Note how many lines include the word "title", and give that number by itself.

* begin RECORDS SHOWN *

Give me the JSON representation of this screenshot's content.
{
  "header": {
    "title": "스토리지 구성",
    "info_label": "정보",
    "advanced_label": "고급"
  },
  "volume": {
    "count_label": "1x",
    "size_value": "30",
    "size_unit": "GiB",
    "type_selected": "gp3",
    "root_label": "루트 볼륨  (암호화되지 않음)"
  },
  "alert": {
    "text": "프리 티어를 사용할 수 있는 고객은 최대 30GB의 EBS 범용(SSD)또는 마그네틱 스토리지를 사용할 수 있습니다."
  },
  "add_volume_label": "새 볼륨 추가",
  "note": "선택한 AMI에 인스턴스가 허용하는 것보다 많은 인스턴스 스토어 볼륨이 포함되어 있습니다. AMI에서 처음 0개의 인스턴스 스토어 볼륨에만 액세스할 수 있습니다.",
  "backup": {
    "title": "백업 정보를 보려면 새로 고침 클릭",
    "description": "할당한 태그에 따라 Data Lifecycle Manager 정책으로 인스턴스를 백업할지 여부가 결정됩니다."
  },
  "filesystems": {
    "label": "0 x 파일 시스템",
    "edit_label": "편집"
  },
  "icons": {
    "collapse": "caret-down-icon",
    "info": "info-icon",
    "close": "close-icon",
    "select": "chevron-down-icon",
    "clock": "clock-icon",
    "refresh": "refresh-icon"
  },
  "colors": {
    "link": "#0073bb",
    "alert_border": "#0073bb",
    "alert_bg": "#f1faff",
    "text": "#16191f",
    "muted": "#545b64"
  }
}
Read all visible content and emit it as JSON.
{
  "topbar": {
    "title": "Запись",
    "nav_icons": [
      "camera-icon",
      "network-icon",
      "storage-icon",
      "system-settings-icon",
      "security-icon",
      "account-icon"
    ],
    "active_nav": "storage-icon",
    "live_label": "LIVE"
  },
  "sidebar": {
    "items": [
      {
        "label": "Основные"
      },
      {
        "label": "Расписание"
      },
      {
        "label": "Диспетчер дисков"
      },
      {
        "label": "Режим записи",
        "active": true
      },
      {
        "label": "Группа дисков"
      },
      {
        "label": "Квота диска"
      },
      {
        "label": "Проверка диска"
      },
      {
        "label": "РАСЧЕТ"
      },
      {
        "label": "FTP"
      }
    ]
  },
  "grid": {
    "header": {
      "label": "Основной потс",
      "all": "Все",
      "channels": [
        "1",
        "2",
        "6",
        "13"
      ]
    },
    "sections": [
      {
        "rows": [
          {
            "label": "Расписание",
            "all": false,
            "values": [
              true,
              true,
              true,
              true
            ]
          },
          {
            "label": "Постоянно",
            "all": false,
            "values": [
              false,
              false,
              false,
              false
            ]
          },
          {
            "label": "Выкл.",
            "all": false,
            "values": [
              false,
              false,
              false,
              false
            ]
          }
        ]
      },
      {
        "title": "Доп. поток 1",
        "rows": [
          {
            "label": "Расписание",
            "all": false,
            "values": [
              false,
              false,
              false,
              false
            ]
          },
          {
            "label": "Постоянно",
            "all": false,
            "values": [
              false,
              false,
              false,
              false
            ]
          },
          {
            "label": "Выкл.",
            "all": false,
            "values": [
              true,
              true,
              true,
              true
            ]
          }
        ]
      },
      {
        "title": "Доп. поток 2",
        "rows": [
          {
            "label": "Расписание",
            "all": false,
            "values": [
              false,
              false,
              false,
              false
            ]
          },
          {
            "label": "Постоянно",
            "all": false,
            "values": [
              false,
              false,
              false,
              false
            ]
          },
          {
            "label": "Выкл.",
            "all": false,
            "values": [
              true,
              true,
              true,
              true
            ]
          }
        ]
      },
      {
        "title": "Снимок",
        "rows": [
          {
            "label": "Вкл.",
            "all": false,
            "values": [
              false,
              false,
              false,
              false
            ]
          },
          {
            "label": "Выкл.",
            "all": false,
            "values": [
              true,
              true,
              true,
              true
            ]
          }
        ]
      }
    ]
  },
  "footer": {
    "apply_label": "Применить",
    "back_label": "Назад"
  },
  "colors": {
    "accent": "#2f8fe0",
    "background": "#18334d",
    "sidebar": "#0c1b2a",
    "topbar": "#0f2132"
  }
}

* end RECORDS SHOWN *
* begin RECORDS SHOWN *

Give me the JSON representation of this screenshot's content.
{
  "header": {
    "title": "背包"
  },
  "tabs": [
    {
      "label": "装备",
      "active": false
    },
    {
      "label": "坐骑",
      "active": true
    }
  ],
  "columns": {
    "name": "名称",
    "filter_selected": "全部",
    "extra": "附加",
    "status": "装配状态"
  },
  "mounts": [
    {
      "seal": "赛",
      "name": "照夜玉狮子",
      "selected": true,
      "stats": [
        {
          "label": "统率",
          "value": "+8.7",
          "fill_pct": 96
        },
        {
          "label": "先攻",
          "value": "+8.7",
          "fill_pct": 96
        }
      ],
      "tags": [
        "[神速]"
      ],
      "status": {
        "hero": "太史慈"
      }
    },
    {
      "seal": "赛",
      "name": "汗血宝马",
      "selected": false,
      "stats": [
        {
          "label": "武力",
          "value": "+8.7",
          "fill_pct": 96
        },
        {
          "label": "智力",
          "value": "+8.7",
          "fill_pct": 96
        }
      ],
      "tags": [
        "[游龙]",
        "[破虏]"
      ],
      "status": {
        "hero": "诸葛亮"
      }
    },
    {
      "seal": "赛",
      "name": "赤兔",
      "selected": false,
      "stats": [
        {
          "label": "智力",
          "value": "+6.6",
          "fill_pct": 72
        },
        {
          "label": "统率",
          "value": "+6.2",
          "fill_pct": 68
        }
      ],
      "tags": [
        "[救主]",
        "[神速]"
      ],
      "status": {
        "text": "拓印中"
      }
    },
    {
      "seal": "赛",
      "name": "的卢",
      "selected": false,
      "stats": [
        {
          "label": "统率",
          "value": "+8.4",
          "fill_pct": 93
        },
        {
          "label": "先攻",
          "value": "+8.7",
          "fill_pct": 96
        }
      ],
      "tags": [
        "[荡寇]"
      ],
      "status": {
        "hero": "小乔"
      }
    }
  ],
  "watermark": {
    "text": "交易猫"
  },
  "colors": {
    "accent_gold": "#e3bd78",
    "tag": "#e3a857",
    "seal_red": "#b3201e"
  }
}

* end RECORDS SHOWN *

**CORRECT RESPONSE**
7